> _Materials provided_
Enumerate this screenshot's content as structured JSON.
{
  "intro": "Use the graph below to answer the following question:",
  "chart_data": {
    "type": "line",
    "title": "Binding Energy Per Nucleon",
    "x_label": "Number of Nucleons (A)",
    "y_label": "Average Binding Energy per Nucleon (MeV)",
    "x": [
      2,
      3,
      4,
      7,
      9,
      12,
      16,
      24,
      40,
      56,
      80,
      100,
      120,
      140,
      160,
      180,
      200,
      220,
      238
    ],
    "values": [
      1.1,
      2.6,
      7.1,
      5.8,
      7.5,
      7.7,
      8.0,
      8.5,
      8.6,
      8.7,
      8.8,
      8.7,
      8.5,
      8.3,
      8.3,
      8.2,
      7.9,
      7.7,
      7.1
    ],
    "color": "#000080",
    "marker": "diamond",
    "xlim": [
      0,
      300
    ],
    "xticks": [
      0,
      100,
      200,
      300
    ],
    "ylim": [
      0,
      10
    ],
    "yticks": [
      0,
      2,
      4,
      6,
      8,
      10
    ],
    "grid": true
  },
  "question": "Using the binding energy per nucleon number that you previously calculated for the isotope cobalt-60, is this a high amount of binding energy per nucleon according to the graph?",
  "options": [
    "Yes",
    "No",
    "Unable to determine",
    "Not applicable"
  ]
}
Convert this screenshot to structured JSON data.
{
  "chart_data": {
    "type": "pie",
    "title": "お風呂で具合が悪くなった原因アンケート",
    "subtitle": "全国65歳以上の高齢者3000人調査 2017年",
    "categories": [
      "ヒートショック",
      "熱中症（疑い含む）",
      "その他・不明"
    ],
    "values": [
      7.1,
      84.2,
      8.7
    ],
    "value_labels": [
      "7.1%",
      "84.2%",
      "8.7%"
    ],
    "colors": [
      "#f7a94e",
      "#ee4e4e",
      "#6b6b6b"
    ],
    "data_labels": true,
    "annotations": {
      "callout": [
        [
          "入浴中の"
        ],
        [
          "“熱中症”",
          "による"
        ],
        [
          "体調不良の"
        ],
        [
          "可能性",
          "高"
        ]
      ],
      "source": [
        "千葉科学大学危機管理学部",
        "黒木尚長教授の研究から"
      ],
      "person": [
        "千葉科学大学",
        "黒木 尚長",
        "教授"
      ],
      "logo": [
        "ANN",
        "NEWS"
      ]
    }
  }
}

> _Your goal_
Transcribe all of the entries without altering anything.

> _Solution to this task_
Enumerate this screenshot's content as structured JSON.
{
  "intro": "Use the graph below to answer the following question:",
  "chart_data": {
    "type": "line",
    "title": "Binding Energy Per Nucleon",
    "x_label": "Number of Nucleons (A)",
    "y_label": "Average Binding Energy per Nucleon (MeV)",
    "x": [
      2,
      3,
      4,
      7,
      9,
      12,
      16,
      24,
      40,
      56,
      80,
      100,
      120,
      140,
      160,
      180,
      200,
      220,
      238
    ],
    "values": [
      1.1,
      2.6,
      7.1,
      5.8,
      7.5,
      7.7,
      8.0,
      8.5,
      8.6,
      8.7,
      8.8,
      8.7,
      8.5,
      8.3,
      8.3,
      8.2,
      7.9,
      7.7,
      7.1
    ],
    "color": "#000080",
    "marker": "diamond",
    "xlim": [
      0,
      300
    ],
    "xticks": [
      0,
      100,
      200,
      300
    ],
    "ylim": [
      0,
      10
    ],
    "yticks": [
      0,
      2,
      4,
      6,
      8,
      10
    ],
    "grid": true
  },
  "question": "Using the binding energy per nucleon number that you previously calculated for the isotope cobalt-60, is this a high amount of binding energy per nucleon according to the graph?",
  "options": [
    "Yes",
    "No",
    "Unable to determine",
    "Not applicable"
  ]
}
Convert this screenshot to structured JSON data.
{
  "chart_data": {
    "type": "pie",
    "title": "お風呂で具合が悪くなった原因アンケート",
    "subtitle": "全国65歳以上の高齢者3000人調査 2017年",
    "categories": [
      "ヒートショック",
      "熱中症（疑い含む）",
      "その他・不明"
    ],
    "values": [
      7.1,
      84.2,
      8.7
    ],
    "value_labels": [
      "7.1%",
      "84.2%",
      "8.7%"
    ],
    "colors": [
      "#f7a94e",
      "#ee4e4e",
      "#6b6b6b"
    ],
    "data_labels": true,
    "annotations": {
      "callout": [
        [
          "入浴中の"
        ],
        [
          "“熱中症”",
          "による"
        ],
        [
          "体調不良の"
        ],
        [
          "可能性",
          "高"
        ]
      ],
      "source": [
        "千葉科学大学危機管理学部",
        "黒木尚長教授の研究から"
      ],
      "person": [
        "千葉科学大学",
        "黒木 尚長",
        "教授"
      ],
      "logo": [
        "ANN",
        "NEWS"
      ]
    }
  }
}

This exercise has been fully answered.